Aim:
Filter the lines below, copying only those with the string "posibles".

Data to process:
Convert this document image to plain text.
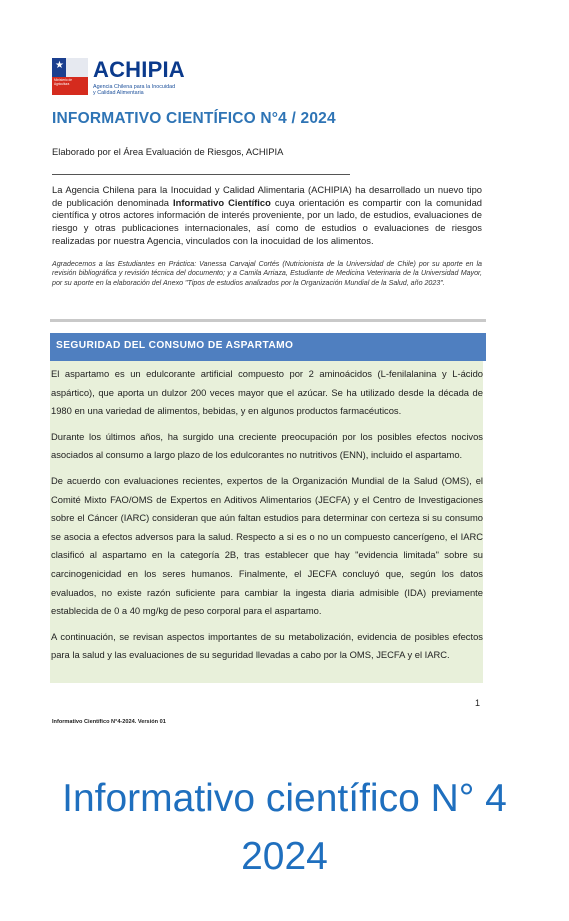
★
Ministerio de Agricultura
ACHIPIA
Agencia Chilena para la Inocuidad
y Calidad Alimentaria
INFORMATIVO CIENTÍFICO N°4 / 2024
Elaborado por el Área Evaluación de Riesgos, ACHIPIA

La Agencia Chilena para la Inocuidad y Calidad Alimentaria (ACHIPIA) ha desarrollado un nuevo tipo de publicación denominada Informativo Científico cuya orientación es compartir con la comunidad científica y otros actores información de interés proveniente, por un lado, de estudios, evaluaciones de riesgo y otras publicaciones internacionales, así como de estudios o evaluaciones de riesgos realizadas por nuestra Agencia, vinculados con la inocuidad de los alimentos.

Agradecemos a las Estudiantes en Práctica: Vanessa Carvajal Cortés (Nutricionista de la Universidad de Chile) por su aporte en la revisión bibliográfica y revisión técnica del documento; y a Camila Arriaza, Estudiante de Medicina Veterinaria de la Universidad Mayor, por su aporte en la elaboración del Anexo "Tipos de estudios analizados por la Organización Mundial de la Salud, año 2023".

SEGURIDAD DEL CONSUMO DE ASPARTAMO

El aspartamo es un edulcorante artificial compuesto por 2 aminoácidos (L-fenilalanina y L-ácido aspártico), que aporta un dulzor 200 veces mayor que el azúcar. Se ha utilizado desde la década de 1980 en una variedad de alimentos, bebidas, y en algunos productos farmacéuticos.

Durante los últimos años, ha surgido una creciente preocupación por los posibles efectos nocivos asociados al consumo a largo plazo de los edulcorantes no nutritivos (ENN), incluido el aspartamo.

De acuerdo con evaluaciones recientes, expertos de la Organización Mundial de la Salud (OMS), el Comité Mixto FAO/OMS de Expertos en Aditivos Alimentarios (JECFA) y el Centro de Investigaciones sobre el Cáncer (IARC) consideran que aún faltan estudios para determinar con certeza si su consumo se asocia a efectos adversos para la salud. Respecto a si es o no un compuesto cancerígeno, el IARC clasificó al aspartamo en la categoría 2B, tras establecer que hay "evidencia limitada" sobre su carcinogenicidad en los seres humanos. Finalmente, el JECFA concluyó que, según los datos evaluados, no existe razón suficiente para cambiar la ingesta diaria admisible (IDA) previamente establecida de 0 a 40 mg/kg de peso corporal para el aspartamo.

A continuación, se revisan aspectos importantes de su metabolización, evidencia de posibles efectos para la salud y las evaluaciones de su seguridad llevadas a cabo por la OMS, JECFA y el IARC.

1
Informativo Científico N°4-2024. Versión 01
Informativo científico N° 4
2024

Answer to the task:
Durante los últimos años, ha surgido una creciente preocupación por los posibles efectos nocivos asociados al consumo a largo plazo de los edulcorantes no nutritivos (ENN), incluido el aspartamo.
A continuación, se revisan aspectos importantes de su metabolización, evidencia de posibles efectos para la salud y las evaluaciones de su seguridad llevadas a cabo por la OMS, JECFA y el IARC.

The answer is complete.